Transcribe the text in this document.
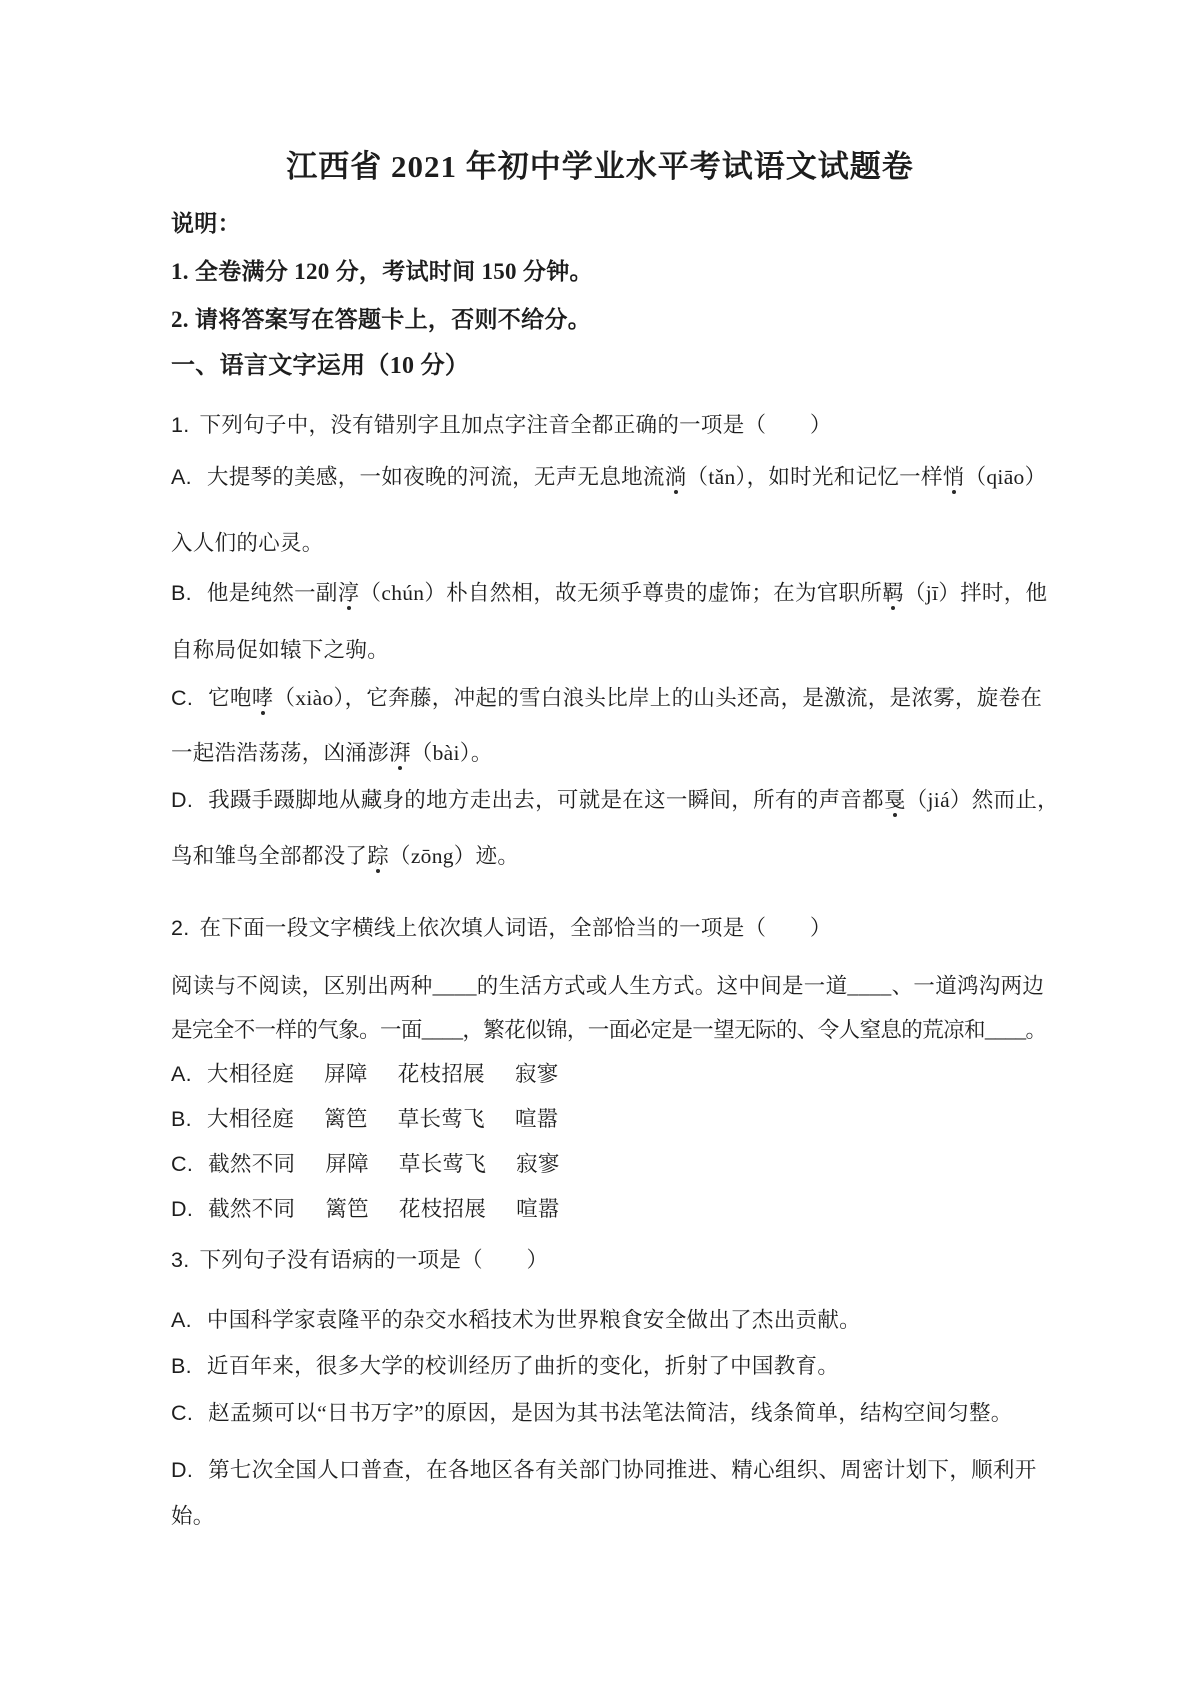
江西省 2021 年初中学业水平考试语文试题卷
说明：
1. 全卷满分 120 分，考试时间 150 分钟。
2. 请将答案写在答题卡上，否则不给分。
一、语言文字运用（10 分）
1. 下列句子中，没有错别字且加点字注音全都正确的一项是（　　）
A. 大提琴的美感，一如夜晚的河流，无声无息地流淌（tǎn），如时光和记忆一样悄（qiāo）
入人们的心灵。
B. 他是纯然一副淳（chún）朴自然相，故无须乎尊贵的虚饰；在为官职所羁（jī）拌时，他
自称局促如辕下之驹。
C. 它咆哮（xiào），它奔藤，冲起的雪白浪头比岸上的山头还高，是激流，是浓雾，旋卷在
一起浩浩荡荡，凶涌澎湃（bài）。
D. 我蹑手蹑脚地从藏身的地方走出去，可就是在这一瞬间，所有的声音都戛（jiá）然而止，
鸟和雏鸟全部都没了踪（zōng）迹。
2. 在下面一段文字横线上依次填人词语，全部恰当的一项是（　　）
阅读与不阅读，区别出两种____的生活方式或人生方式。这中间是一道____、一道鸿沟两边
是完全不一样的气象。一面____，繁花似锦，一面必定是一望无际的、令人窒息的荒凉和____。
A. 大相径庭 屏障 花枝招展 寂寥
B. 大相径庭 篱笆 草长莺飞 喧嚣
C. 截然不同 屏障 草长莺飞 寂寥
D. 截然不同 篱笆 花枝招展 喧嚣
3. 下列句子没有语病的一项是（　　）
A. 中国科学家袁隆平的杂交水稻技术为世界粮食安全做出了杰出贡献。
B. 近百年来，很多大学的校训经历了曲折的变化，折射了中国教育。
C. 赵孟频可以“日书万字”的原因，是因为其书法笔法简洁，线条简单，结构空间匀整。
D. 第七次全国人口普查，在各地区各有关部门协同推进、精心组织、周密计划下，顺利开
始。
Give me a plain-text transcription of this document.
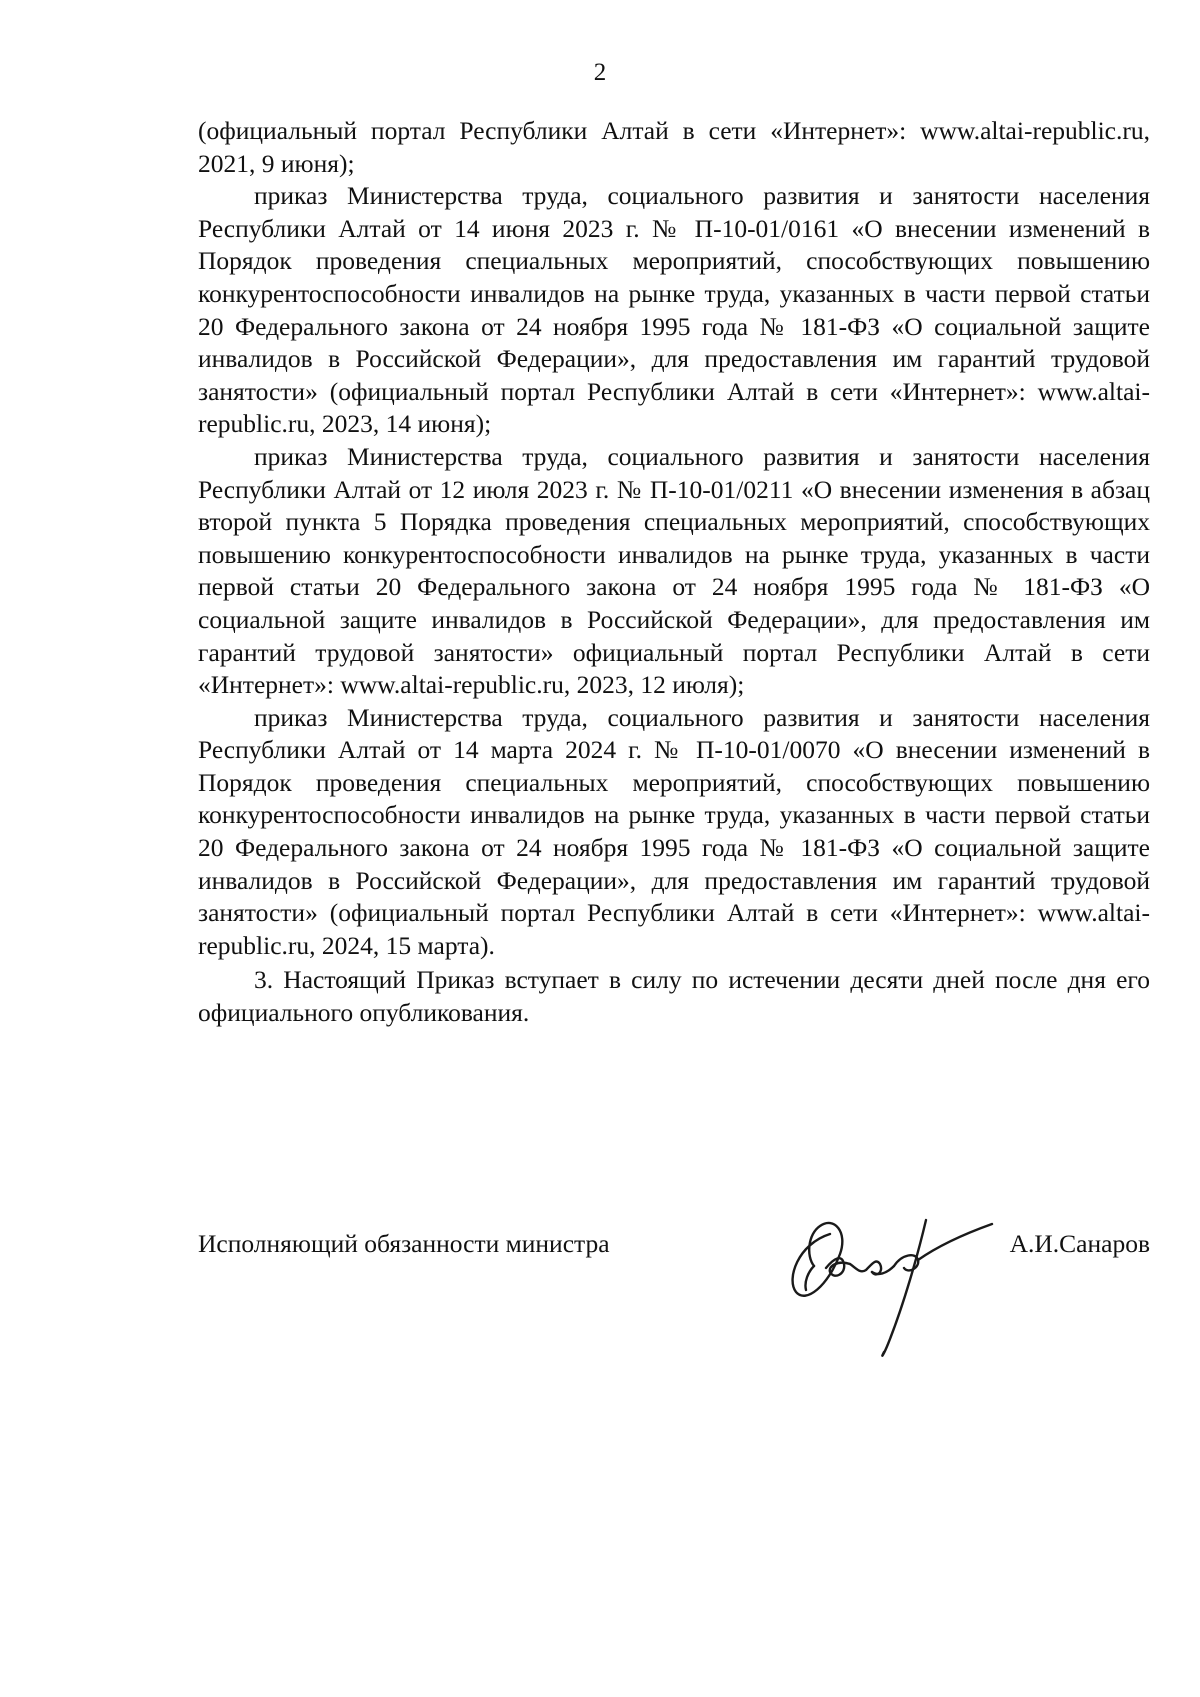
2

(официальный портал Республики Алтай в сети «Интернет»: www.altai-republic.ru, 2021, 9 июня);

приказ Министерства труда, социального развития и занятости населения Республики Алтай от 14 июня 2023 г. № П-10-01/0161 «О внесении изменений в Порядок проведения специальных мероприятий, способствующих повышению конкурентоспособности инвалидов на рынке труда, указанных в части первой статьи 20 Федерального закона от 24 ноября 1995 года № 181-ФЗ «О социальной защите инвалидов в Российской Федерации», для предоставления им гарантий трудовой занятости» (официальный портал Республики Алтай в сети «Интернет»: www.altai-republic.ru, 2023, 14 июня);

приказ Министерства труда, социального развития и занятости населения Республики Алтай от 12 июля 2023 г. № П-10-01/0211 «О внесении изменения в абзац второй пункта 5 Порядка проведения специальных мероприятий, способствующих повышению конкурентоспособности инвалидов на рынке труда, указанных в части первой статьи 20 Федерального закона от 24 ноября 1995 года № 181-ФЗ «О социальной защите инвалидов в Российской Федерации», для предоставления им гарантий трудовой занятости» официальный портал Республики Алтай в сети «Интернет»: www.altai-republic.ru, 2023, 12 июля);

приказ Министерства труда, социального развития и занятости населения Республики Алтай от 14 марта 2024 г. № П-10-01/0070 «О внесении изменений в Порядок проведения специальных мероприятий, способствующих повышению конкурентоспособности инвалидов на рынке труда, указанных в части первой статьи 20 Федерального закона от 24 ноября 1995 года № 181-ФЗ «О социальной защите инвалидов в Российской Федерации», для предоставления им гарантий трудовой занятости» (официальный портал Республики Алтай в сети «Интернет»: www.altai-republic.ru, 2024, 15 марта).

3. Настоящий Приказ вступает в силу по истечении десяти дней после дня его официального опубликования.

Исполняющий обязанности министра	А.И.Санаров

What to produce:
Show the lines where the word "this" appears in the entries.

Solved exercise:
Transcribe the text in this document.
Give me a plain-text transcription of this document.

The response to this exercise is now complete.